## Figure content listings
%%
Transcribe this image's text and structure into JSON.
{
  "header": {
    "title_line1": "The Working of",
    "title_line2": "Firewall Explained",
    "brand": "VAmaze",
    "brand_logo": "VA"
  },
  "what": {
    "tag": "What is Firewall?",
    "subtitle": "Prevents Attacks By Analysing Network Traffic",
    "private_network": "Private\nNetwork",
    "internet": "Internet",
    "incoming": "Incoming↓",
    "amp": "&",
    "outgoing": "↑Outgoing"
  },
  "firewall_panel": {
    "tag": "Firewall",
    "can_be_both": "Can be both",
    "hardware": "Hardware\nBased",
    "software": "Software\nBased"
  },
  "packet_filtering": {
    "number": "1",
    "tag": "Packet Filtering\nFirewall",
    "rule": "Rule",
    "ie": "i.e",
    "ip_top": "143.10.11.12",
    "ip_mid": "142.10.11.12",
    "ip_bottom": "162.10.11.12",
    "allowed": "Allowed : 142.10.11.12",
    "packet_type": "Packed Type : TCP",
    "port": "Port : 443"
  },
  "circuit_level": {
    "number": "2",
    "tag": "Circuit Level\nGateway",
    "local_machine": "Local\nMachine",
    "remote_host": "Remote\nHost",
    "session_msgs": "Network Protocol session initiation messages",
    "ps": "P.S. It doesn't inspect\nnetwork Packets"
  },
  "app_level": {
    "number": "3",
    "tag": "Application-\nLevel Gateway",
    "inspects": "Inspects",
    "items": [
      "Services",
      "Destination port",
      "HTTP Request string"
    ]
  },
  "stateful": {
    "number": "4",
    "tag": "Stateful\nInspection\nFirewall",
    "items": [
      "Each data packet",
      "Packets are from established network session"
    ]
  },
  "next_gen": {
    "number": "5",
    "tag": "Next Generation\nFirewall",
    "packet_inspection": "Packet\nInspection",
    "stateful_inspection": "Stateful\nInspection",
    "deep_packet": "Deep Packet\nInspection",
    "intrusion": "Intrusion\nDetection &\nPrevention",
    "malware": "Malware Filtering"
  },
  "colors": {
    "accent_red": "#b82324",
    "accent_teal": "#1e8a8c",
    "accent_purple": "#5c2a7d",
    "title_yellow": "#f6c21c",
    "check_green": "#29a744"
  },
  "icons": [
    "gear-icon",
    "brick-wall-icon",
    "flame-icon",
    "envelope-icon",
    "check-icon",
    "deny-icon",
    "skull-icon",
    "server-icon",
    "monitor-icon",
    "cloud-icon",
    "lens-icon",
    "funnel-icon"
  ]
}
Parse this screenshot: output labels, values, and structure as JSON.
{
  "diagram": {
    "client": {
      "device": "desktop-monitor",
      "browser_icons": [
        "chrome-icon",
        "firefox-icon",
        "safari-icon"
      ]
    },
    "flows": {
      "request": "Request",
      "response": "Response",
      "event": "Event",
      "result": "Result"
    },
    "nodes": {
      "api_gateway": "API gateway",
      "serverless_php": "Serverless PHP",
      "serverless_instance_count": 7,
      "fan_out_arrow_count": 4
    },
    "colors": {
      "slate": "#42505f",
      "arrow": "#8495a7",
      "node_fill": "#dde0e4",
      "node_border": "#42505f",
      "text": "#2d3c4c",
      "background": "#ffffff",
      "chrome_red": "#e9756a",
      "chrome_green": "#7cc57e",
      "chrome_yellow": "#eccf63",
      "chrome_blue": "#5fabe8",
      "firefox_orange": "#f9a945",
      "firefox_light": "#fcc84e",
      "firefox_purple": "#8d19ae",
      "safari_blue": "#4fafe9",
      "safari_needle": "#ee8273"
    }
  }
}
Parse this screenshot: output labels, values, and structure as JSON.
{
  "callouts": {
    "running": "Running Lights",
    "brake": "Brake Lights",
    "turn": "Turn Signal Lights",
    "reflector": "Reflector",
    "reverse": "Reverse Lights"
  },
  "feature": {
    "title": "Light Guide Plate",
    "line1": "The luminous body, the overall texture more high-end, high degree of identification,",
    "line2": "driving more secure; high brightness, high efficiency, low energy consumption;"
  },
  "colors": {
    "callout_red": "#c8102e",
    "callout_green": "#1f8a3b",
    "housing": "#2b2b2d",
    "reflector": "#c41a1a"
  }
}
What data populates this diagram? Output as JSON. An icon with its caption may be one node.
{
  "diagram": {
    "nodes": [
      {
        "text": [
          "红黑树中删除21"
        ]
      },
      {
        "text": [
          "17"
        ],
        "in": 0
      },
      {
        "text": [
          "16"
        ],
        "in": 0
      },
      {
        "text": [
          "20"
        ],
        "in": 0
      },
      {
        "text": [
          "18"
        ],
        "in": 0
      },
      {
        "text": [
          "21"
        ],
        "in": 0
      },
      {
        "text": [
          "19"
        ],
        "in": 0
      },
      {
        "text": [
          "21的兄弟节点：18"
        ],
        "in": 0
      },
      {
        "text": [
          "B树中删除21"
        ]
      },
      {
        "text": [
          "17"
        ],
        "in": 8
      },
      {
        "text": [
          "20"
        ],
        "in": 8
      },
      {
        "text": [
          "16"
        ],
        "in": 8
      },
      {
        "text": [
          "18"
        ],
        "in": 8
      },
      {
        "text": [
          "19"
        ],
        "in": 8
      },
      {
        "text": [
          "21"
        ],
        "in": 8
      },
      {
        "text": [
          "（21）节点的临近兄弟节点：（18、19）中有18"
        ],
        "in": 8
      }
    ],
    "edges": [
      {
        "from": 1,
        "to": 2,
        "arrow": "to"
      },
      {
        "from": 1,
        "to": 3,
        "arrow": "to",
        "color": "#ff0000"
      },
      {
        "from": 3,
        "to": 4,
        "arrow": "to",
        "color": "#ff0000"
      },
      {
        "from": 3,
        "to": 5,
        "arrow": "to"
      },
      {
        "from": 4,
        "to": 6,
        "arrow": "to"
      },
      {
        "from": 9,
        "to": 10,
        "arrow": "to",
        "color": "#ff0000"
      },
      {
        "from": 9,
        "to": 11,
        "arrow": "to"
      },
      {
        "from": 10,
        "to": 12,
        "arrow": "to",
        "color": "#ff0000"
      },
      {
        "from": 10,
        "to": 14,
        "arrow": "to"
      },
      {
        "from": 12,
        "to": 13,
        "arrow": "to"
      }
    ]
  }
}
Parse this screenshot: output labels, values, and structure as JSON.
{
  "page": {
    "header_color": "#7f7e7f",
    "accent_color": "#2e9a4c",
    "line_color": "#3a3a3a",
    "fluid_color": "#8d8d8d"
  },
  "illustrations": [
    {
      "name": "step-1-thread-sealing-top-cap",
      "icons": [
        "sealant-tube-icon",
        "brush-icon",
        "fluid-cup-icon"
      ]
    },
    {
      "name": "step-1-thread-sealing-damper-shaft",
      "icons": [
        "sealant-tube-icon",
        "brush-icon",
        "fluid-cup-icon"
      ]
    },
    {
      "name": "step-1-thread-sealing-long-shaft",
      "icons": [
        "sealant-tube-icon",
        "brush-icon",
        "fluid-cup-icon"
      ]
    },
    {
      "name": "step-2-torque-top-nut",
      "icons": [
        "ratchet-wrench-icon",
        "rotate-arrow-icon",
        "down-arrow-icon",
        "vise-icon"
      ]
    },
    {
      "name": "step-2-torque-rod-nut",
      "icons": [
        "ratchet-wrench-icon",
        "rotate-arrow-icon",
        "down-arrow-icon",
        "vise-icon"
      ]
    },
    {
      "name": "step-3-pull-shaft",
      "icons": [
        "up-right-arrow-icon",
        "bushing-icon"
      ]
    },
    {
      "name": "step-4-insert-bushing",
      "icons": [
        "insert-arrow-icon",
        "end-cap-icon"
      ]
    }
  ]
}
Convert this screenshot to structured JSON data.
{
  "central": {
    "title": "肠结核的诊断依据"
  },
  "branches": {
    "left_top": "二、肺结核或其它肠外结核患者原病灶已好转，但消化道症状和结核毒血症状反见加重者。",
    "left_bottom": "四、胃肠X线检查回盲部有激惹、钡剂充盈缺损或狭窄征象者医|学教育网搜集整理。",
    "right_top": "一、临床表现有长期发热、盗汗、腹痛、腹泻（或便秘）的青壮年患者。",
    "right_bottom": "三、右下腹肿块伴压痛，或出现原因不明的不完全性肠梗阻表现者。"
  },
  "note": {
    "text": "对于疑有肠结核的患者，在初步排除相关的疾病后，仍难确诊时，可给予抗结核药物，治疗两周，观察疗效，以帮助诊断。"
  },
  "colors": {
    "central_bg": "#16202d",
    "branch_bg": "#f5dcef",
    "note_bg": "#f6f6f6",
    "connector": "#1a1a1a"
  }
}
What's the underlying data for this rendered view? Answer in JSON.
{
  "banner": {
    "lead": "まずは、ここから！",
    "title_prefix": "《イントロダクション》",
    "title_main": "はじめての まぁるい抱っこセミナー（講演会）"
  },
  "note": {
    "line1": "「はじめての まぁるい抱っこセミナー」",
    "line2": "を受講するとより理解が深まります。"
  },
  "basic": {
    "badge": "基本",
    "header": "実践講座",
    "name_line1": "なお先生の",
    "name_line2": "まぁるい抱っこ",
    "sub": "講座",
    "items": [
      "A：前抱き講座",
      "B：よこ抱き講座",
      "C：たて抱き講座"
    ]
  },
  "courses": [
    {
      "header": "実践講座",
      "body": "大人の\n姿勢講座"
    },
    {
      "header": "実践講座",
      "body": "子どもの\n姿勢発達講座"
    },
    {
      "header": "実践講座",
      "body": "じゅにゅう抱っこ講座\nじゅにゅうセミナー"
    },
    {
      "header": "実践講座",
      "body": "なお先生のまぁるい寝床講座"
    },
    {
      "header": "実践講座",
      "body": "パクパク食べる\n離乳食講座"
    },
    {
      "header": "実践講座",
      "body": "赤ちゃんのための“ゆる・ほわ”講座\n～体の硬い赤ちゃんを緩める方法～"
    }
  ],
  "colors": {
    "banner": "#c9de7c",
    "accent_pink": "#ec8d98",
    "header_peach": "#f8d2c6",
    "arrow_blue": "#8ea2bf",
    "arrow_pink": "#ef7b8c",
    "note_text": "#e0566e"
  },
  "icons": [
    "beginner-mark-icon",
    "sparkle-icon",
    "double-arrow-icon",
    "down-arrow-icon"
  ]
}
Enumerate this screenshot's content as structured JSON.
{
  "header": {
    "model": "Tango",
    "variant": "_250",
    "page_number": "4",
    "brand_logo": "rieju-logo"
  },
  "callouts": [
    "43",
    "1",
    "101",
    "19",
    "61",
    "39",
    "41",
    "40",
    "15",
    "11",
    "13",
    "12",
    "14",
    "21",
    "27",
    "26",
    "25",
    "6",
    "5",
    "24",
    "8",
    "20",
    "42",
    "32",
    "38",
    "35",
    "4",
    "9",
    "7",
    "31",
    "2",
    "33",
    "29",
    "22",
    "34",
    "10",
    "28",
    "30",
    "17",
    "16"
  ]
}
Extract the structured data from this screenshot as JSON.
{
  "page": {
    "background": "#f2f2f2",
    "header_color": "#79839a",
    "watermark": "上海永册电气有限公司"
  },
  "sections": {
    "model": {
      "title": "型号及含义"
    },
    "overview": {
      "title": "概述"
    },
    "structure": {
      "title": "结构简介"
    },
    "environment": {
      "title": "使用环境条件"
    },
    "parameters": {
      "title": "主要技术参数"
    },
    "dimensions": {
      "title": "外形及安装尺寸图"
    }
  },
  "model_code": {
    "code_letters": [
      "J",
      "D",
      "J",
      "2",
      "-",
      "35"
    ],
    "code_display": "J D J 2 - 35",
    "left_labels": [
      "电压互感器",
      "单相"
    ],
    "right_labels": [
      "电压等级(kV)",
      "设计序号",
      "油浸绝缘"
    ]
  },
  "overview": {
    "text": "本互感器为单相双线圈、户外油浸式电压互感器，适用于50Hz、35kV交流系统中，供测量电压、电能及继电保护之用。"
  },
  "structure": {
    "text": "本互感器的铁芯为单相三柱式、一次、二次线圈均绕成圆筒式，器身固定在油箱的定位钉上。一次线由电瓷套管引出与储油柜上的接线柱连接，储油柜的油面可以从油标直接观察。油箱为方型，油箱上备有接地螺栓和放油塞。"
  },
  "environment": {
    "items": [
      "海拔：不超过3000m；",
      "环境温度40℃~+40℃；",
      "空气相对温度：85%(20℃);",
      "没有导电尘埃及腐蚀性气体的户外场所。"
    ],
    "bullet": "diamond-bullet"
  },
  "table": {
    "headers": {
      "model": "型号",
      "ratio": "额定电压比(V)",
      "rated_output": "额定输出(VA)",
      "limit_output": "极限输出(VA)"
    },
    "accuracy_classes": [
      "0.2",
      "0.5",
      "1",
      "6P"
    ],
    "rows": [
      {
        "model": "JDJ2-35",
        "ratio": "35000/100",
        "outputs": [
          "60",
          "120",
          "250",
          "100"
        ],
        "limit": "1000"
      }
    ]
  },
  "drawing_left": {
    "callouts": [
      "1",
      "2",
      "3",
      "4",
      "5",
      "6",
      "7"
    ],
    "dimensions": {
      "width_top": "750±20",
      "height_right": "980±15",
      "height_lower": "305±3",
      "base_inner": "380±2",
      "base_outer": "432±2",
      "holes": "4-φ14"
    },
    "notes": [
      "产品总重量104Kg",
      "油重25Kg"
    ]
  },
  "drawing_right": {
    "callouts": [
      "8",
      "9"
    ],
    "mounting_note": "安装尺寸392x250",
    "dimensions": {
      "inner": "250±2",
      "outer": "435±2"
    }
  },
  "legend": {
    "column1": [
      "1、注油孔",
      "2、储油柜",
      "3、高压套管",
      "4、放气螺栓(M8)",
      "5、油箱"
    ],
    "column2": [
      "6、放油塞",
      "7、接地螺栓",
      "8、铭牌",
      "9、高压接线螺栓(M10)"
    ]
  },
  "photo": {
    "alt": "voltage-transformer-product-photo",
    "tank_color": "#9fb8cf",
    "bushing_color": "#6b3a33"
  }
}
%%
Find each line holding the word "はじめての" and copy it.

    "title_main": "はじめての まぁるい抱っこセミナー（講演会）"
    "line1": "「はじめての まぁるい抱っこセミナー」",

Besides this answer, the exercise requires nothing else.